To be done: Reproduce each line from the records that holds "very".

[BEGIN Information shown]

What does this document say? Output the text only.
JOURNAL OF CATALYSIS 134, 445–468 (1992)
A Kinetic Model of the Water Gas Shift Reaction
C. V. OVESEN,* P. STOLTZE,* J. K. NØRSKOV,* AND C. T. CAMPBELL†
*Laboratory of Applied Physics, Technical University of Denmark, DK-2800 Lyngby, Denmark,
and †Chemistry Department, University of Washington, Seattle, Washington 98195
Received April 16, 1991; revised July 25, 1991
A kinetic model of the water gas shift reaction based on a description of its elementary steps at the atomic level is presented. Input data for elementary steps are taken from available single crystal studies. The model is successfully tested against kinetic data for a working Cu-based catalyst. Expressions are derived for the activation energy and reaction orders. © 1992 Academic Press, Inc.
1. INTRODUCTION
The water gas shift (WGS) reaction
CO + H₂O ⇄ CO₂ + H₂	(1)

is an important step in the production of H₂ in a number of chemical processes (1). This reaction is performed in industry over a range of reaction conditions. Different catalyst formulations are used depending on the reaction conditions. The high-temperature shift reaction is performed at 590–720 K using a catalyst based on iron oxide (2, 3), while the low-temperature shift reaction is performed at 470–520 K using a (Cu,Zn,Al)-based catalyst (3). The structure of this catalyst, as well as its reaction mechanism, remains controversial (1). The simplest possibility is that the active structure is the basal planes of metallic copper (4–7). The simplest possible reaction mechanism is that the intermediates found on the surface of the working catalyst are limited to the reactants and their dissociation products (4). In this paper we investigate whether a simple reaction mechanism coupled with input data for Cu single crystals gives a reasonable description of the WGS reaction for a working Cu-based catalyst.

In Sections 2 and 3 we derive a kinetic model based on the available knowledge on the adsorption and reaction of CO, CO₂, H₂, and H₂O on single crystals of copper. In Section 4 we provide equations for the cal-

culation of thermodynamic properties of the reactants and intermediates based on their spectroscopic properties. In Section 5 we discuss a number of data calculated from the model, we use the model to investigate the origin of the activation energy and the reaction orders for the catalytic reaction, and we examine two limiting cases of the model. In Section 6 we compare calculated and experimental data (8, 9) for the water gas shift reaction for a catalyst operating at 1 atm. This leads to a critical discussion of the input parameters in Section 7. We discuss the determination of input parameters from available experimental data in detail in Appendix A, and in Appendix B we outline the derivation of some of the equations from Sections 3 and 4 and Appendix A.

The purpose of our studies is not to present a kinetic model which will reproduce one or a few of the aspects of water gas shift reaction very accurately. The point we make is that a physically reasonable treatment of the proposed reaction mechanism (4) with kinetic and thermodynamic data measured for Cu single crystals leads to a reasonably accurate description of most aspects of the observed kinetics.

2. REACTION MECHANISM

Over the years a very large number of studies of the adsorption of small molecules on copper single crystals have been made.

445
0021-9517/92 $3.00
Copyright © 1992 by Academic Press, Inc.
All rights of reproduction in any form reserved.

[END Information shown]

Complete answer:
The purpose of our studies is not to present a kinetic model which will reproduce one or a few of the aspects of water gas shift reaction very accurately. The point we make is that a physically reasonable treatment of the proposed reaction mechanism (4) with kinetic and thermodynamic data measured for Cu single crystals leads to a reasonably accurate description of most aspects of the observed kinetics.
Over the years a very large number of studies of the adsorption of small molecules on copper single crystals have been made.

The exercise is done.